WHAT IS BEING ASKED:
Output the full material exactly as it appears here.

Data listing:
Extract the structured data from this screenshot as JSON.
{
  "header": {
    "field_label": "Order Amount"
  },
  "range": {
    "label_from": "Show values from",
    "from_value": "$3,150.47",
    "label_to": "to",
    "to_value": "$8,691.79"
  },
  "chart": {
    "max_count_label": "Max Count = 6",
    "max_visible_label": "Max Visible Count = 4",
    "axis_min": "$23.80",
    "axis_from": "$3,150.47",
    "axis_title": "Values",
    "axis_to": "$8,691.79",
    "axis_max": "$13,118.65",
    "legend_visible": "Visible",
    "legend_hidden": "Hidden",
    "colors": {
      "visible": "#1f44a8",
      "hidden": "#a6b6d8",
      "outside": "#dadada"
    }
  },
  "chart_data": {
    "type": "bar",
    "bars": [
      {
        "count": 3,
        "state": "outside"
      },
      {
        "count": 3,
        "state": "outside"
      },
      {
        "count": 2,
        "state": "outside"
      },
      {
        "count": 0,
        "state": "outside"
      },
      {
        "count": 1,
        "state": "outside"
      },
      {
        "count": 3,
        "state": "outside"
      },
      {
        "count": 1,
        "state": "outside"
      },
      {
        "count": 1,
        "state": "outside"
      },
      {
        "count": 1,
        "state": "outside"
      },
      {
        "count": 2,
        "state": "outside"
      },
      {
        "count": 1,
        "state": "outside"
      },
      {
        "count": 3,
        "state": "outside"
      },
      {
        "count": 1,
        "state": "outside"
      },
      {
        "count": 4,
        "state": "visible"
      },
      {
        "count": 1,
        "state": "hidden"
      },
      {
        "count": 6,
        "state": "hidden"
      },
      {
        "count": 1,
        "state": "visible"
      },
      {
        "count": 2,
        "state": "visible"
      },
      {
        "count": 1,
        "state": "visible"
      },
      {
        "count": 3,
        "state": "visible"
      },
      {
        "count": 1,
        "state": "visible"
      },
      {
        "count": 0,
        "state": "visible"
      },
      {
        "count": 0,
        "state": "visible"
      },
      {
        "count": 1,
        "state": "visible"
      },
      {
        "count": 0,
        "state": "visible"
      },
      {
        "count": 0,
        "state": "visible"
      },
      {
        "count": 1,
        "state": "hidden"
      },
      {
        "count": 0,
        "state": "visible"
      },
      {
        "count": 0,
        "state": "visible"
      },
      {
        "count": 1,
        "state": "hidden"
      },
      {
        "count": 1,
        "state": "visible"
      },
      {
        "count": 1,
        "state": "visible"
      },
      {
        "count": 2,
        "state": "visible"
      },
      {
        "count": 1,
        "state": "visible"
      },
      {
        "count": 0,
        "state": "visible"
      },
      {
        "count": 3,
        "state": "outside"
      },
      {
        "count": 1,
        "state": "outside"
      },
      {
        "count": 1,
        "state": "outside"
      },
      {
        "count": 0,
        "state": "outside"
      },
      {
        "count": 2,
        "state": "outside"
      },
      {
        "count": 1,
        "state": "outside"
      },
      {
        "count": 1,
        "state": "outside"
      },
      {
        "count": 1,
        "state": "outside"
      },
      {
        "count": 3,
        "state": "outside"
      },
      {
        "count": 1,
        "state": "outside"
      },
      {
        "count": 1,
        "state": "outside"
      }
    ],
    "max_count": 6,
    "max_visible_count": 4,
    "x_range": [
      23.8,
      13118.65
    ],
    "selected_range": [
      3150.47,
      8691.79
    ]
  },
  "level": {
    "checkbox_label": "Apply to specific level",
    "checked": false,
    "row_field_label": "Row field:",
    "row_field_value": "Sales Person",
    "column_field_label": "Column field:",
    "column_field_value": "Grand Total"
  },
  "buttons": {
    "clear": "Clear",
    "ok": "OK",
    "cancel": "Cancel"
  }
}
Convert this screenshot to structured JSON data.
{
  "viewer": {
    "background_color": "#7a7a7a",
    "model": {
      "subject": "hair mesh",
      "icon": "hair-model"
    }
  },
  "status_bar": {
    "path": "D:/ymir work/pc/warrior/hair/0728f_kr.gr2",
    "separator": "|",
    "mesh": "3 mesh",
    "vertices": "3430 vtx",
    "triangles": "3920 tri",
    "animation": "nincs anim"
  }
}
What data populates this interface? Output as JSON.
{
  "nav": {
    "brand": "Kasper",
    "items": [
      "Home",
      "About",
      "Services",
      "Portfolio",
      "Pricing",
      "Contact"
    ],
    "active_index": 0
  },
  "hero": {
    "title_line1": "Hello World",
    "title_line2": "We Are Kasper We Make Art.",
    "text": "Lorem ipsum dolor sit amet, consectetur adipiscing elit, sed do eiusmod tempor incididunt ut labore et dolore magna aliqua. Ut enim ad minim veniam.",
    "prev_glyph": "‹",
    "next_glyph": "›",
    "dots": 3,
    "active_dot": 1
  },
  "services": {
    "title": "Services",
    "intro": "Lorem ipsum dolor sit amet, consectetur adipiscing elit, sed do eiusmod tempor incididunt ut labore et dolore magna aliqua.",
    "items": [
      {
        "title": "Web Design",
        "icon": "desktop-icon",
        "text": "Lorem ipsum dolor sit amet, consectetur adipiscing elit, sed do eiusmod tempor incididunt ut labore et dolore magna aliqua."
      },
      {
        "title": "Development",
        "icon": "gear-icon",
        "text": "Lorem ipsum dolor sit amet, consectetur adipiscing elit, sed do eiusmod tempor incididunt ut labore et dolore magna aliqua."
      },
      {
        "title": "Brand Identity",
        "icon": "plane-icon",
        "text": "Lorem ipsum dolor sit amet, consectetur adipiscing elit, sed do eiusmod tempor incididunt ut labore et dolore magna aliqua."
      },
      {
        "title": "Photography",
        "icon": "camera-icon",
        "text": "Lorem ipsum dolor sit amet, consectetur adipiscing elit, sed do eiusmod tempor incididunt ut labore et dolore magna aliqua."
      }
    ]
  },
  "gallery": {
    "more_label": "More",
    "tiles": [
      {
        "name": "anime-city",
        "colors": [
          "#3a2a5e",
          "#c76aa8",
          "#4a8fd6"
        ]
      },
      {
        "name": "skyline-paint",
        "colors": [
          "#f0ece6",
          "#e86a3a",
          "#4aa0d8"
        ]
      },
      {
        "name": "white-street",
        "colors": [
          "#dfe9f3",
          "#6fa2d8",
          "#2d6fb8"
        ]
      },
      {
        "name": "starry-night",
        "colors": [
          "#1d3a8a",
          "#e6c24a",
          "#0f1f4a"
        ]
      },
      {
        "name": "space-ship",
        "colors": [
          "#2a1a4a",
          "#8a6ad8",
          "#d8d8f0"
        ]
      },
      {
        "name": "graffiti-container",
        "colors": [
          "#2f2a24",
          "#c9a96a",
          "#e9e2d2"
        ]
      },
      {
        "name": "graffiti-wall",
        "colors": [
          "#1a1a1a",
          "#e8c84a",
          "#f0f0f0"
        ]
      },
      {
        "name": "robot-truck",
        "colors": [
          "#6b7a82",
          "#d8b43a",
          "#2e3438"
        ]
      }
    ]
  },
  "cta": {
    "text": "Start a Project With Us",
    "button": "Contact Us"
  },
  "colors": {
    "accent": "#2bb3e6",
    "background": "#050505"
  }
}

THE OUTPUT:
Extract the structured data from this screenshot as JSON.
{
  "header": {
    "field_label": "Order Amount"
  },
  "range": {
    "label_from": "Show values from",
    "from_value": "$3,150.47",
    "label_to": "to",
    "to_value": "$8,691.79"
  },
  "chart": {
    "max_count_label": "Max Count = 6",
    "max_visible_label": "Max Visible Count = 4",
    "axis_min": "$23.80",
    "axis_from": "$3,150.47",
    "axis_title": "Values",
    "axis_to": "$8,691.79",
    "axis_max": "$13,118.65",
    "legend_visible": "Visible",
    "legend_hidden": "Hidden",
    "colors": {
      "visible": "#1f44a8",
      "hidden": "#a6b6d8",
      "outside": "#dadada"
    }
  },
  "chart_data": {
    "type": "bar",
    "bars": [
      {
        "count": 3,
        "state": "outside"
      },
      {
        "count": 3,
        "state": "outside"
      },
      {
        "count": 2,
        "state": "outside"
      },
      {
        "count": 0,
        "state": "outside"
      },
      {
        "count": 1,
        "state": "outside"
      },
      {
        "count": 3,
        "state": "outside"
      },
      {
        "count": 1,
        "state": "outside"
      },
      {
        "count": 1,
        "state": "outside"
      },
      {
        "count": 1,
        "state": "outside"
      },
      {
        "count": 2,
        "state": "outside"
      },
      {
        "count": 1,
        "state": "outside"
      },
      {
        "count": 3,
        "state": "outside"
      },
      {
        "count": 1,
        "state": "outside"
      },
      {
        "count": 4,
        "state": "visible"
      },
      {
        "count": 1,
        "state": "hidden"
      },
      {
        "count": 6,
        "state": "hidden"
      },
      {
        "count": 1,
        "state": "visible"
      },
      {
        "count": 2,
        "state": "visible"
      },
      {
        "count": 1,
        "state": "visible"
      },
      {
        "count": 3,
        "state": "visible"
      },
      {
        "count": 1,
        "state": "visible"
      },
      {
        "count": 0,
        "state": "visible"
      },
      {
        "count": 0,
        "state": "visible"
      },
      {
        "count": 1,
        "state": "visible"
      },
      {
        "count": 0,
        "state": "visible"
      },
      {
        "count": 0,
        "state": "visible"
      },
      {
        "count": 1,
        "state": "hidden"
      },
      {
        "count": 0,
        "state": "visible"
      },
      {
        "count": 0,
        "state": "visible"
      },
      {
        "count": 1,
        "state": "hidden"
      },
      {
        "count": 1,
        "state": "visible"
      },
      {
        "count": 1,
        "state": "visible"
      },
      {
        "count": 2,
        "state": "visible"
      },
      {
        "count": 1,
        "state": "visible"
      },
      {
        "count": 0,
        "state": "visible"
      },
      {
        "count": 3,
        "state": "outside"
      },
      {
        "count": 1,
        "state": "outside"
      },
      {
        "count": 1,
        "state": "outside"
      },
      {
        "count": 0,
        "state": "outside"
      },
      {
        "count": 2,
        "state": "outside"
      },
      {
        "count": 1,
        "state": "outside"
      },
      {
        "count": 1,
        "state": "outside"
      },
      {
        "count": 1,
        "state": "outside"
      },
      {
        "count": 3,
        "state": "outside"
      },
      {
        "count": 1,
        "state": "outside"
      },
      {
        "count": 1,
        "state": "outside"
      }
    ],
    "max_count": 6,
    "max_visible_count": 4,
    "x_range": [
      23.8,
      13118.65
    ],
    "selected_range": [
      3150.47,
      8691.79
    ]
  },
  "level": {
    "checkbox_label": "Apply to specific level",
    "checked": false,
    "row_field_label": "Row field:",
    "row_field_value": "Sales Person",
    "column_field_label": "Column field:",
    "column_field_value": "Grand Total"
  },
  "buttons": {
    "clear": "Clear",
    "ok": "OK",
    "cancel": "Cancel"
  }
}
Convert this screenshot to structured JSON data.
{
  "viewer": {
    "background_color": "#7a7a7a",
    "model": {
      "subject": "hair mesh",
      "icon": "hair-model"
    }
  },
  "status_bar": {
    "path": "D:/ymir work/pc/warrior/hair/0728f_kr.gr2",
    "separator": "|",
    "mesh": "3 mesh",
    "vertices": "3430 vtx",
    "triangles": "3920 tri",
    "animation": "nincs anim"
  }
}
What data populates this interface? Output as JSON.
{
  "nav": {
    "brand": "Kasper",
    "items": [
      "Home",
      "About",
      "Services",
      "Portfolio",
      "Pricing",
      "Contact"
    ],
    "active_index": 0
  },
  "hero": {
    "title_line1": "Hello World",
    "title_line2": "We Are Kasper We Make Art.",
    "text": "Lorem ipsum dolor sit amet, consectetur adipiscing elit, sed do eiusmod tempor incididunt ut labore et dolore magna aliqua. Ut enim ad minim veniam.",
    "prev_glyph": "‹",
    "next_glyph": "›",
    "dots": 3,
    "active_dot": 1
  },
  "services": {
    "title": "Services",
    "intro": "Lorem ipsum dolor sit amet, consectetur adipiscing elit, sed do eiusmod tempor incididunt ut labore et dolore magna aliqua.",
    "items": [
      {
        "title": "Web Design",
        "icon": "desktop-icon",
        "text": "Lorem ipsum dolor sit amet, consectetur adipiscing elit, sed do eiusmod tempor incididunt ut labore et dolore magna aliqua."
      },
      {
        "title": "Development",
        "icon": "gear-icon",
        "text": "Lorem ipsum dolor sit amet, consectetur adipiscing elit, sed do eiusmod tempor incididunt ut labore et dolore magna aliqua."
      },
      {
        "title": "Brand Identity",
        "icon": "plane-icon",
        "text": "Lorem ipsum dolor sit amet, consectetur adipiscing elit, sed do eiusmod tempor incididunt ut labore et dolore magna aliqua."
      },
      {
        "title": "Photography",
        "icon": "camera-icon",
        "text": "Lorem ipsum dolor sit amet, consectetur adipiscing elit, sed do eiusmod tempor incididunt ut labore et dolore magna aliqua."
      }
    ]
  },
  "gallery": {
    "more_label": "More",
    "tiles": [
      {
        "name": "anime-city",
        "colors": [
          "#3a2a5e",
          "#c76aa8",
          "#4a8fd6"
        ]
      },
      {
        "name": "skyline-paint",
        "colors": [
          "#f0ece6",
          "#e86a3a",
          "#4aa0d8"
        ]
      },
      {
        "name": "white-street",
        "colors": [
          "#dfe9f3",
          "#6fa2d8",
          "#2d6fb8"
        ]
      },
      {
        "name": "starry-night",
        "colors": [
          "#1d3a8a",
          "#e6c24a",
          "#0f1f4a"
        ]
      },
      {
        "name": "space-ship",
        "colors": [
          "#2a1a4a",
          "#8a6ad8",
          "#d8d8f0"
        ]
      },
      {
        "name": "graffiti-container",
        "colors": [
          "#2f2a24",
          "#c9a96a",
          "#e9e2d2"
        ]
      },
      {
        "name": "graffiti-wall",
        "colors": [
          "#1a1a1a",
          "#e8c84a",
          "#f0f0f0"
        ]
      },
      {
        "name": "robot-truck",
        "colors": [
          "#6b7a82",
          "#d8b43a",
          "#2e3438"
        ]
      }
    ]
  },
  "cta": {
    "text": "Start a Project With Us",
    "button": "Contact Us"
  },
  "colors": {
    "accent": "#2bb3e6",
    "background": "#050505"
  }
}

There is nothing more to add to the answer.